▶ **To do**: Look below for the line with "What's the underlying". Extract that line and each one after it through the last, word for word.

## Start Data excerpts

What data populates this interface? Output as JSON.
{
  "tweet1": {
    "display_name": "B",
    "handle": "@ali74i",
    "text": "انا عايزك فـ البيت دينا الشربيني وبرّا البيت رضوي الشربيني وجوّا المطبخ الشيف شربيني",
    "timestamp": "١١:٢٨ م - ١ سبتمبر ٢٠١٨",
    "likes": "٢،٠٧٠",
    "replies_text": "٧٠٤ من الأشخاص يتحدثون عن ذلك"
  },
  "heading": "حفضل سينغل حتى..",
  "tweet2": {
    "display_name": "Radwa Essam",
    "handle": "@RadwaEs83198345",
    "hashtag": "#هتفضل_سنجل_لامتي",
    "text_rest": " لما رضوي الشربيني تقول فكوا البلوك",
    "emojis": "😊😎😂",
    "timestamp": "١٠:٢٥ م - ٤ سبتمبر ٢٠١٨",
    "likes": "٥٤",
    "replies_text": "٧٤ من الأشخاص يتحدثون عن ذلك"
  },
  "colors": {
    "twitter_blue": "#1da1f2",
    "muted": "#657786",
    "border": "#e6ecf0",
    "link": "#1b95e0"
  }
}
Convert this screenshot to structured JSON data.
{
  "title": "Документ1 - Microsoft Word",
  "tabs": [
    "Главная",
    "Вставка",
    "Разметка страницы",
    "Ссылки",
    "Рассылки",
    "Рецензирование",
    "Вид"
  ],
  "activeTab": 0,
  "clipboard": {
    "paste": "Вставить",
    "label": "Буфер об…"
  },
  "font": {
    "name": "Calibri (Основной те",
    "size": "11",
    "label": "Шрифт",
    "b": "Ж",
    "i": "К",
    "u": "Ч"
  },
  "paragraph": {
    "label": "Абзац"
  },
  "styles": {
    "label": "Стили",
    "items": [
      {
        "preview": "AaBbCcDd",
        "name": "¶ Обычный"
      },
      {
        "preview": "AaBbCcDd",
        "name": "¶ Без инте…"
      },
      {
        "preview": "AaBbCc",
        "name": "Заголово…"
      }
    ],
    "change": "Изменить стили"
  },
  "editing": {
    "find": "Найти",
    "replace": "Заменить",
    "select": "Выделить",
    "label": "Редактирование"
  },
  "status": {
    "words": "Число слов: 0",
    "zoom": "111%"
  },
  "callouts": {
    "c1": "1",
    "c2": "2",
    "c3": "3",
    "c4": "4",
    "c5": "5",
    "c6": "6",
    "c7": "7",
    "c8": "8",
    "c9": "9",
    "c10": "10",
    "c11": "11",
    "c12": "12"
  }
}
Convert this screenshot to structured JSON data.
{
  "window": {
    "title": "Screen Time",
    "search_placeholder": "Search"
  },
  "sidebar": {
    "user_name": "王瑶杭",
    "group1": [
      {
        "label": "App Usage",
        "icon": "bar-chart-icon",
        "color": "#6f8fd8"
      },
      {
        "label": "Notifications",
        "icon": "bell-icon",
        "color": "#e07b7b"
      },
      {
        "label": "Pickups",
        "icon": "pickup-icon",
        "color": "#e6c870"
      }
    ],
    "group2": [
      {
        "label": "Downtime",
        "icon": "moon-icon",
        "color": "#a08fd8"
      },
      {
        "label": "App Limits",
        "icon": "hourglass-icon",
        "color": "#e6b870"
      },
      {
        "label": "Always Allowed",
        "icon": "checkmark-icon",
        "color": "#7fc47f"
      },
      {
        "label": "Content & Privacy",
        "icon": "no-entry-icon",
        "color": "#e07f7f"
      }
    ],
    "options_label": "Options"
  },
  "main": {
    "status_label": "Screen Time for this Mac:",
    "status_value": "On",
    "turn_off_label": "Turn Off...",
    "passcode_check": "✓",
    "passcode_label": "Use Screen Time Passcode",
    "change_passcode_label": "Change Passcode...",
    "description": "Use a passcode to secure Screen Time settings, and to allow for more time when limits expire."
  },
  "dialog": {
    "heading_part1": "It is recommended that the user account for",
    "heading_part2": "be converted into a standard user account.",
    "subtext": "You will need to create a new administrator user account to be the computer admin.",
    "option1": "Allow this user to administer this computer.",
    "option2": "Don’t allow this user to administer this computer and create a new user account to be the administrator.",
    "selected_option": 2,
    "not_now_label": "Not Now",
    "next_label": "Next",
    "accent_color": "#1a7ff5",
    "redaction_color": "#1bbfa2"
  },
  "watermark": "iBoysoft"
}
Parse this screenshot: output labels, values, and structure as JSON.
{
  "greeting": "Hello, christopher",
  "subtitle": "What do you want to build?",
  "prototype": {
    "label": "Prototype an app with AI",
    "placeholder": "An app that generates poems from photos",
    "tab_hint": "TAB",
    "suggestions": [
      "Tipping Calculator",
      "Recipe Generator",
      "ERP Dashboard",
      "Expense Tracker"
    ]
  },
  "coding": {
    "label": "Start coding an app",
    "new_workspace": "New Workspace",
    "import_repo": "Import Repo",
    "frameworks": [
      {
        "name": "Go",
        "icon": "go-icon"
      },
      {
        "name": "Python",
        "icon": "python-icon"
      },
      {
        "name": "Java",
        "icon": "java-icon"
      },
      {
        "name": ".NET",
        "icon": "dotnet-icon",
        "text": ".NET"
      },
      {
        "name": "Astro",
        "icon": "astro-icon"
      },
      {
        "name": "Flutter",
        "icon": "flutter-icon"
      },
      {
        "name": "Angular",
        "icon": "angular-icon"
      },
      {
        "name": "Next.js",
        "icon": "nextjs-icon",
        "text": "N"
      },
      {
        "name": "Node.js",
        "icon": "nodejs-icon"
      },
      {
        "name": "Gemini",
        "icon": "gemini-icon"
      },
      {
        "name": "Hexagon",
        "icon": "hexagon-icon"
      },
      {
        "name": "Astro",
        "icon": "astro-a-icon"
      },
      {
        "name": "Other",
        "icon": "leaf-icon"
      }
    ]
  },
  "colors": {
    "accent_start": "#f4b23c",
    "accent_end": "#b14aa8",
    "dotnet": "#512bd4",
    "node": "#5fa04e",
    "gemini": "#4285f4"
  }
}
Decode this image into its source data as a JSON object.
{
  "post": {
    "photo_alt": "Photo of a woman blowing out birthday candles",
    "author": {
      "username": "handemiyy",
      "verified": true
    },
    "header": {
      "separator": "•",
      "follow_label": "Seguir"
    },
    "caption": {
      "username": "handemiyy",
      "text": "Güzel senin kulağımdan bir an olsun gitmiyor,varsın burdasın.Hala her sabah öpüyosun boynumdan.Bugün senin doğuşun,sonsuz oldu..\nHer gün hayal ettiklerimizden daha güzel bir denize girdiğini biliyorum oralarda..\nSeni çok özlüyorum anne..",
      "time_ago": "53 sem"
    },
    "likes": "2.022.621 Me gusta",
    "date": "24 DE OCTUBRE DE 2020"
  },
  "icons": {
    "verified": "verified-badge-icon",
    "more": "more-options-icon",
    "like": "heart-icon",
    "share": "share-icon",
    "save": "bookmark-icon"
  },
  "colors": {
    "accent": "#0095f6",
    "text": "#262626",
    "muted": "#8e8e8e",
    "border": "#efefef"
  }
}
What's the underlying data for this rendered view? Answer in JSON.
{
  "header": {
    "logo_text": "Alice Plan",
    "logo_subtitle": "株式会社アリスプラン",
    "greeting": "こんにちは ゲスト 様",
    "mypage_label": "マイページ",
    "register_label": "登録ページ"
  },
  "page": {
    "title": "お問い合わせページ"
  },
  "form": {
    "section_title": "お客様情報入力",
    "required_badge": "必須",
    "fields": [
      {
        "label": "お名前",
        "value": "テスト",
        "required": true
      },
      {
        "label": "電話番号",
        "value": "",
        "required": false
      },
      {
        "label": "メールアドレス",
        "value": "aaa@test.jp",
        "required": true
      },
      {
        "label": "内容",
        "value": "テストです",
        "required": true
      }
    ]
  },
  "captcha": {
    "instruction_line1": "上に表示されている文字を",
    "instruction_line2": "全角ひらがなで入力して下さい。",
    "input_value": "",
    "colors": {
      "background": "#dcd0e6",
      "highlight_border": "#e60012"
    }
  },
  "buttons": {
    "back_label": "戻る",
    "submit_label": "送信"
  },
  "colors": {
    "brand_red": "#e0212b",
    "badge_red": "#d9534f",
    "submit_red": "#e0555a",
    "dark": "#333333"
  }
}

## End Data excerpts

▶ **Solution below**:
What's the underlying data for this rendered view? Answer in JSON.
{
  "header": {
    "logo_text": "Alice Plan",
    "logo_subtitle": "株式会社アリスプラン",
    "greeting": "こんにちは ゲスト 様",
    "mypage_label": "マイページ",
    "register_label": "登録ページ"
  },
  "page": {
    "title": "お問い合わせページ"
  },
  "form": {
    "section_title": "お客様情報入力",
    "required_badge": "必須",
    "fields": [
      {
        "label": "お名前",
        "value": "テスト",
        "required": true
      },
      {
        "label": "電話番号",
        "value": "",
        "required": false
      },
      {
        "label": "メールアドレス",
        "value": "aaa@test.jp",
        "required": true
      },
      {
        "label": "内容",
        "value": "テストです",
        "required": true
      }
    ]
  },
  "captcha": {
    "instruction_line1": "上に表示されている文字を",
    "instruction_line2": "全角ひらがなで入力して下さい。",
    "input_value": "",
    "colors": {
      "background": "#dcd0e6",
      "highlight_border": "#e60012"
    }
  },
  "buttons": {
    "back_label": "戻る",
    "submit_label": "送信"
  },
  "colors": {
    "brand_red": "#e0212b",
    "badge_red": "#d9534f",
    "submit_red": "#e0555a",
    "dark": "#333333"
  }
}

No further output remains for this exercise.